— START MATERIALS PROVIDED —

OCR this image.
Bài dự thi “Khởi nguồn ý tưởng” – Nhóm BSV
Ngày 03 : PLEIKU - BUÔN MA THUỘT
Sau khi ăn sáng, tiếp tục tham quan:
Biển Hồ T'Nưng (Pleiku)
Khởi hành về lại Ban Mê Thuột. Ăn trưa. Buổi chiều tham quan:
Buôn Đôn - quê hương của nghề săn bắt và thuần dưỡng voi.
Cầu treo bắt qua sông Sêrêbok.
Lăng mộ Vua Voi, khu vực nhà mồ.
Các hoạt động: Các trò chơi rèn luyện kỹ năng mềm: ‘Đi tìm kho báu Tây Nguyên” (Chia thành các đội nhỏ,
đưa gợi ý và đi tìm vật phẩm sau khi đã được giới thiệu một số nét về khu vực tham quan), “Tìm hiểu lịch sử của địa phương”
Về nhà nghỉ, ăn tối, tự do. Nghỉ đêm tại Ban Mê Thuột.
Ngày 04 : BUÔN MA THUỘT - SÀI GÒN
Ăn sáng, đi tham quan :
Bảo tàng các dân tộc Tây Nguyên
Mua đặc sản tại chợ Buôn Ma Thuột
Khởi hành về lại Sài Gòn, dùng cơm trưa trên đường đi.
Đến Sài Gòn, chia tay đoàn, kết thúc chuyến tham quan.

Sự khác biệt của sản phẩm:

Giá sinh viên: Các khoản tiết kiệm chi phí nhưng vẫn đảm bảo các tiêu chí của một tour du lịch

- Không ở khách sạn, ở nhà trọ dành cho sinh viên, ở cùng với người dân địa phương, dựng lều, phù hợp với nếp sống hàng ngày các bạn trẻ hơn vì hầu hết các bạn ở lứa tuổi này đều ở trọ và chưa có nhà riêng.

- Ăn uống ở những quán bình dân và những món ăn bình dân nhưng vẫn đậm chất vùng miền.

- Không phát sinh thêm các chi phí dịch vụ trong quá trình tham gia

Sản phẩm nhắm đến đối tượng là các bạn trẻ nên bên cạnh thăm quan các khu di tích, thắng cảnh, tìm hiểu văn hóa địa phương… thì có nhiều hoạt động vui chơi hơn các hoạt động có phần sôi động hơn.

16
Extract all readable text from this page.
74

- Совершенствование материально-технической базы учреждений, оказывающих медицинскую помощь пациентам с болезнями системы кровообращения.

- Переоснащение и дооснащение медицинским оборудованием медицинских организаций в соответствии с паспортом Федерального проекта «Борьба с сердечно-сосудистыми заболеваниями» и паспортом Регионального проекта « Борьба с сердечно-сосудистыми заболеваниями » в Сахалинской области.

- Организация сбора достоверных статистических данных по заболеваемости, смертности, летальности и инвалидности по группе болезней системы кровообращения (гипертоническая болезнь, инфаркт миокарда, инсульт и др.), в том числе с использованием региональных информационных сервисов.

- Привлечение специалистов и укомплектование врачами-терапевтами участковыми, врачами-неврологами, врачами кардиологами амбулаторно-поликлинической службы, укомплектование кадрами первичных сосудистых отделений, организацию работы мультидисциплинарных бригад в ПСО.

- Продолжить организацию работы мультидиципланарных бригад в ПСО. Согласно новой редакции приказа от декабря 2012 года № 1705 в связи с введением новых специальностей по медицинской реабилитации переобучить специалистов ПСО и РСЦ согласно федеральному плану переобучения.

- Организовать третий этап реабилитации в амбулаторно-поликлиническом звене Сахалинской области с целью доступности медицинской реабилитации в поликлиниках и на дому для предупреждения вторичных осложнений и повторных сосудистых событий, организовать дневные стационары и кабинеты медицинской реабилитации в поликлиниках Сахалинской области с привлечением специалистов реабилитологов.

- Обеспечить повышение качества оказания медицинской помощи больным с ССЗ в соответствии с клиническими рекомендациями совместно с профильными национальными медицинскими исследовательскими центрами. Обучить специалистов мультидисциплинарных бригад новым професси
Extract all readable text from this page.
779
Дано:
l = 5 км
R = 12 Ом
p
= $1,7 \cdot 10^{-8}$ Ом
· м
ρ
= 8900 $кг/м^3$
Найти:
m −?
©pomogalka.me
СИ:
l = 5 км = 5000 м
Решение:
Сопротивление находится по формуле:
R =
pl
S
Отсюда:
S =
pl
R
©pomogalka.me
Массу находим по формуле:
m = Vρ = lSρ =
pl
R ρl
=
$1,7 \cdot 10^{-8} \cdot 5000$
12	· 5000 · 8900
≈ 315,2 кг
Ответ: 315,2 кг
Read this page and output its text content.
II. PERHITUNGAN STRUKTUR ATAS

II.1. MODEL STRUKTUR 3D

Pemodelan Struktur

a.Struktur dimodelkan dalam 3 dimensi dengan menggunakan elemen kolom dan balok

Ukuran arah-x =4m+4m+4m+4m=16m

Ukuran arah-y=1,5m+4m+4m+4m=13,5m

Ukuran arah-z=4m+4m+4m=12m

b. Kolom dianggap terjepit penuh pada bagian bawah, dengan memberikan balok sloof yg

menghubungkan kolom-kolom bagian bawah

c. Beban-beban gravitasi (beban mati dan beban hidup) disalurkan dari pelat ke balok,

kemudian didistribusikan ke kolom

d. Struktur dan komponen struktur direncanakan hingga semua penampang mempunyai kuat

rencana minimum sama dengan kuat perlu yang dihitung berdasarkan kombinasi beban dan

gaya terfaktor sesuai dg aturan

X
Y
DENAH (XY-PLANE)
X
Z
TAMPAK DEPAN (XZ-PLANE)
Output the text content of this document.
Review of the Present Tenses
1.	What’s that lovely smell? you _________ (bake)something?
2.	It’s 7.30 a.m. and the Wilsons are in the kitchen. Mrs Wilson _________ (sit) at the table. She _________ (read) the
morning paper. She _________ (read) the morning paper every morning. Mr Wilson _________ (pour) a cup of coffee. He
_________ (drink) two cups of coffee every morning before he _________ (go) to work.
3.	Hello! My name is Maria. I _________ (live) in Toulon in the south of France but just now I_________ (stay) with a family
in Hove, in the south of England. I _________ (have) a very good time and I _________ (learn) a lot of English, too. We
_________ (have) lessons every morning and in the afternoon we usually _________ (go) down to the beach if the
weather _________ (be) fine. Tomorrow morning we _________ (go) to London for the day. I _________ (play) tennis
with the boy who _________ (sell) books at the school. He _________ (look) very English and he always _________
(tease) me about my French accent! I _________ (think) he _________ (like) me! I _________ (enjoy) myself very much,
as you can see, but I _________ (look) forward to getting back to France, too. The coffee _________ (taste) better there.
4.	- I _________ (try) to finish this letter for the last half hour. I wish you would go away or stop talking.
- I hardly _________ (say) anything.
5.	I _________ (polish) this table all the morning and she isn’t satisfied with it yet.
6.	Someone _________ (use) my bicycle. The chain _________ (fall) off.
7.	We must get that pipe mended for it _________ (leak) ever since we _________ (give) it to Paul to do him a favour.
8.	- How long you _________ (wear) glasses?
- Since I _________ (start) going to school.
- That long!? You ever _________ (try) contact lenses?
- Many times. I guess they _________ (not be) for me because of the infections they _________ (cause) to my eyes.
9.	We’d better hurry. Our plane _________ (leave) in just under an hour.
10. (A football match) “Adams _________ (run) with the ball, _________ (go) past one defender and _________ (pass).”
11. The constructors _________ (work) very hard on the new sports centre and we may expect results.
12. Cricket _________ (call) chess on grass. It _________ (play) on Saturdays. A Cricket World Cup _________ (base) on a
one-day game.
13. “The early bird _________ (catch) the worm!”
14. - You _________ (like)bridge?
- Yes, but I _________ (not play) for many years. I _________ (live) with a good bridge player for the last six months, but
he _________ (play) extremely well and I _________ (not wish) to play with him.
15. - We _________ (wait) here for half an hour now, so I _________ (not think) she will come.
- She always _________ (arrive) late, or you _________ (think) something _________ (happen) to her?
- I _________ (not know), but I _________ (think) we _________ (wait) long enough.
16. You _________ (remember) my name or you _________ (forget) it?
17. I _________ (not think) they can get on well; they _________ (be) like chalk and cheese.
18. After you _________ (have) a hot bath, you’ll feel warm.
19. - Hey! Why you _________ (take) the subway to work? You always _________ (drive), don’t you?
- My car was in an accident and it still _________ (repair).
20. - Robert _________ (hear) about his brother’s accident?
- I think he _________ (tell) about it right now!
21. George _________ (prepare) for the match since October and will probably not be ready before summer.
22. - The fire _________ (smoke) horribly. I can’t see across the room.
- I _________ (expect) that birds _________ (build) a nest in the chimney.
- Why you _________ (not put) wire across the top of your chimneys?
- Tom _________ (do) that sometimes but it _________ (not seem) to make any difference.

— END MATERIALS PROVIDED —

### WORK TO BE COMPLETED
Scan the records above for the string "động", then select every line that holds it.

### PROBLEM SOLUTION
Các hoạt động: Các trò chơi rèn luyện kỹ năng mềm: ‘Đi tìm kho báu Tây Nguyên” (Chia thành các đội nhỏ,
Sản phẩm nhắm đến đối tượng là các bạn trẻ nên bên cạnh thăm quan các khu di tích, thắng cảnh, tìm hiểu văn hóa địa phương… thì có nhiều hoạt động vui chơi hơn các hoạt động có phần sôi động hơn.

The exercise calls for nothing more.